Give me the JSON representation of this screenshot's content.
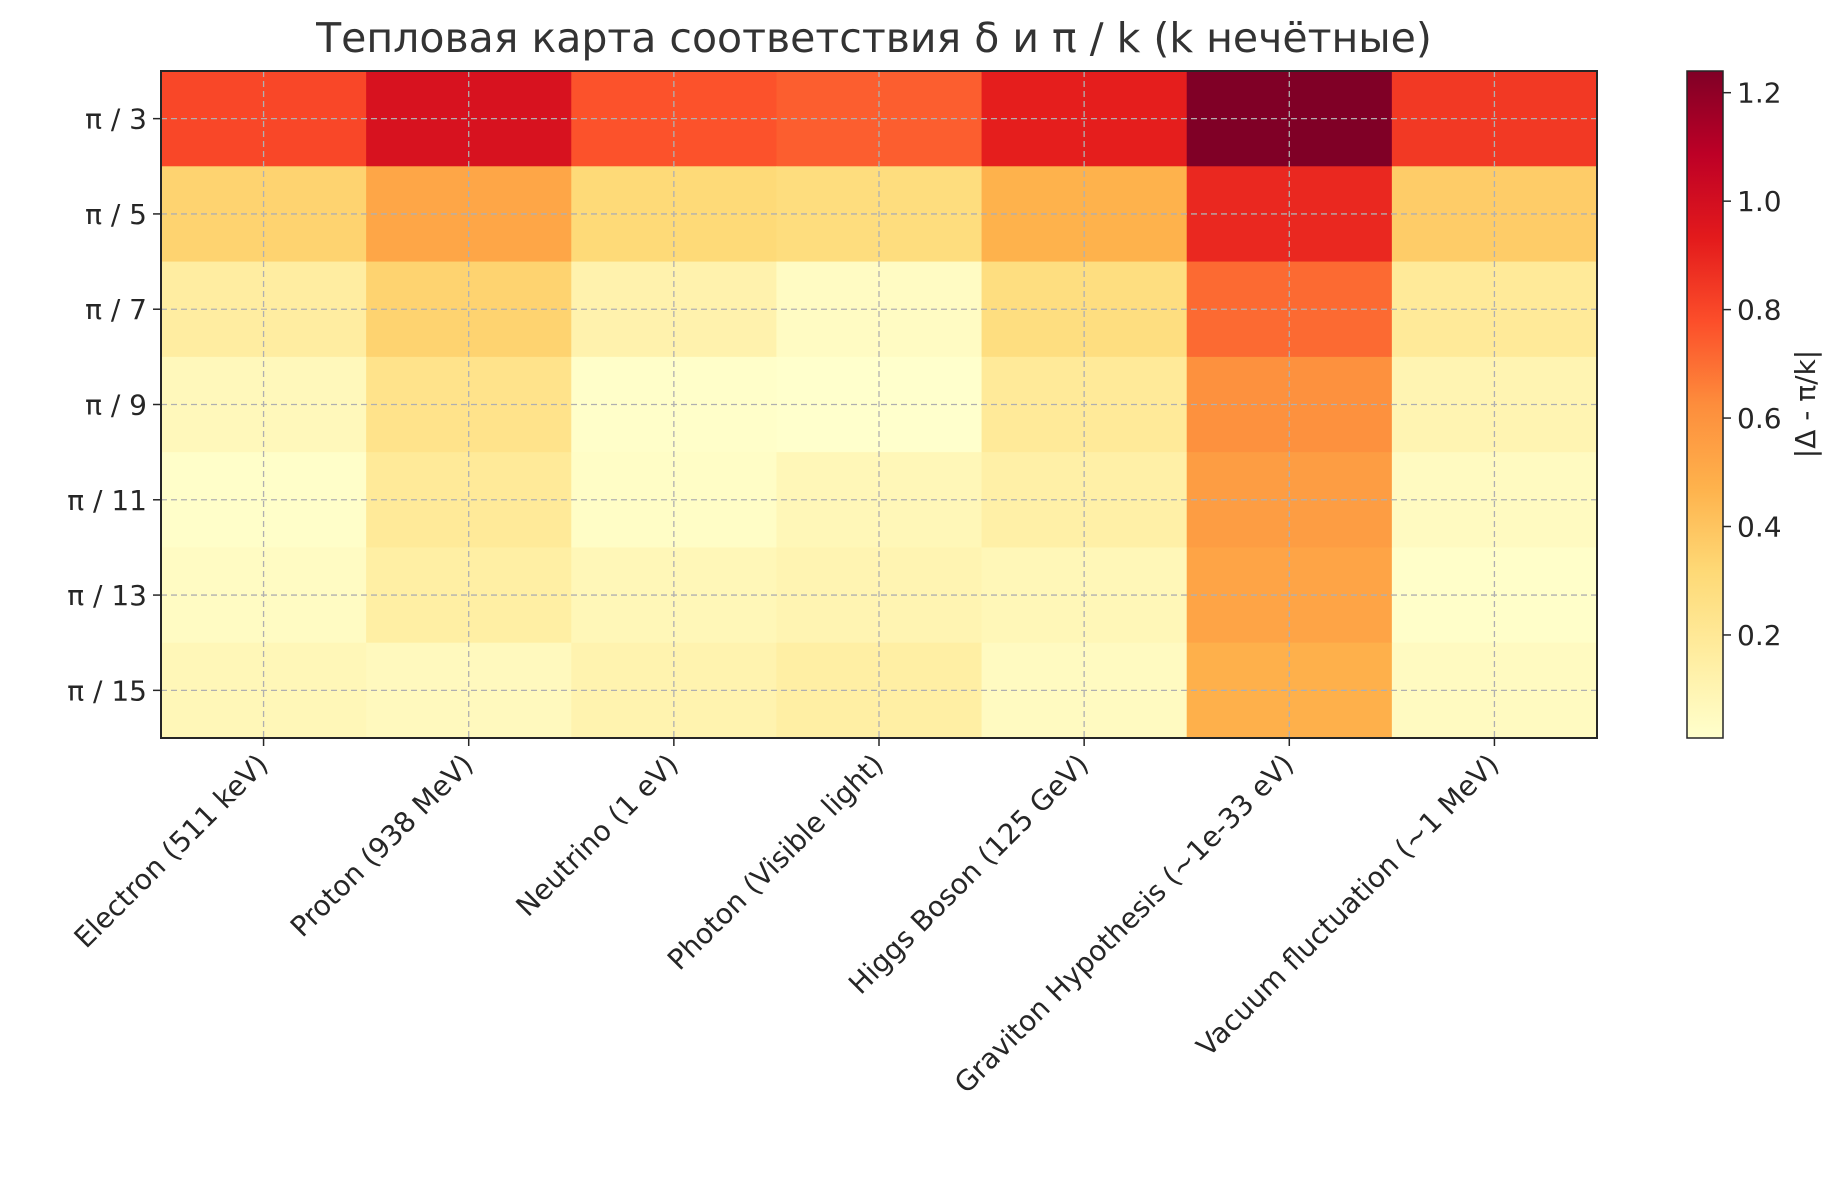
{
  "chart_data": {
    "type": "heatmap",
    "title": "Тепловая карта соответствия δ и π / k (k нечётные)",
    "rows": [
      "π / 3",
      "π / 5",
      "π / 7",
      "π / 9",
      "π / 11",
      "π / 13",
      "π / 15"
    ],
    "columns": [
      "Electron (511 keV)",
      "Proton (938 MeV)",
      "Neutrino (1 eV)",
      "Photon (Visible light)",
      "Higgs Boson (125 GeV)",
      "Graviton Hypothesis (~1e-33 eV)",
      "Vacuum fluctuation (~1 MeV)"
    ],
    "values": [
      [
        0.8,
        0.98,
        0.77,
        0.74,
        0.92,
        1.24,
        0.84
      ],
      [
        0.34,
        0.52,
        0.31,
        0.29,
        0.47,
        0.89,
        0.37
      ],
      [
        0.16,
        0.34,
        0.12,
        0.04,
        0.28,
        0.71,
        0.19
      ],
      [
        0.07,
        0.24,
        0.02,
        0.01,
        0.19,
        0.61,
        0.1
      ],
      [
        0.02,
        0.19,
        0.03,
        0.08,
        0.14,
        0.56,
        0.05
      ],
      [
        0.04,
        0.15,
        0.08,
        0.1,
        0.08,
        0.53,
        0.02
      ],
      [
        0.08,
        0.06,
        0.11,
        0.15,
        0.05,
        0.48,
        0.05
      ]
    ],
    "colorbar": {
      "label": "|Δ - π/k|",
      "ticks": [
        "0.2",
        "0.4",
        "0.6",
        "0.8",
        "1.0",
        "1.2"
      ],
      "tick_values": [
        0.2,
        0.4,
        0.6,
        0.8,
        1.0,
        1.2
      ],
      "range": [
        0.01,
        1.24
      ],
      "colormap": "YlOrRd"
    },
    "grid": true
  }
}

**Work instructions:** Without the images, write out each line of the data verbatim.

**Response:**
Give me the JSON representation of this screenshot's content.
{
  "chart_data": {
    "type": "heatmap",
    "title": "Тепловая карта соответствия δ и π / k (k нечётные)",
    "rows": [
      "π / 3",
      "π / 5",
      "π / 7",
      "π / 9",
      "π / 11",
      "π / 13",
      "π / 15"
    ],
    "columns": [
      "Electron (511 keV)",
      "Proton (938 MeV)",
      "Neutrino (1 eV)",
      "Photon (Visible light)",
      "Higgs Boson (125 GeV)",
      "Graviton Hypothesis (~1e-33 eV)",
      "Vacuum fluctuation (~1 MeV)"
    ],
    "values": [
      [
        0.8,
        0.98,
        0.77,
        0.74,
        0.92,
        1.24,
        0.84
      ],
      [
        0.34,
        0.52,
        0.31,
        0.29,
        0.47,
        0.89,
        0.37
      ],
      [
        0.16,
        0.34,
        0.12,
        0.04,
        0.28,
        0.71,
        0.19
      ],
      [
        0.07,
        0.24,
        0.02,
        0.01,
        0.19,
        0.61,
        0.1
      ],
      [
        0.02,
        0.19,
        0.03,
        0.08,
        0.14,
        0.56,
        0.05
      ],
      [
        0.04,
        0.15,
        0.08,
        0.1,
        0.08,
        0.53,
        0.02
      ],
      [
        0.08,
        0.06,
        0.11,
        0.15,
        0.05,
        0.48,
        0.05
      ]
    ],
    "colorbar": {
      "label": "|Δ - π/k|",
      "ticks": [
        "0.2",
        "0.4",
        "0.6",
        "0.8",
        "1.0",
        "1.2"
      ],
      "tick_values": [
        0.2,
        0.4,
        0.6,
        0.8,
        1.0,
        1.2
      ],
      "range": [
        0.01,
        1.24
      ],
      "colormap": "YlOrRd"
    },
    "grid": true
  }
}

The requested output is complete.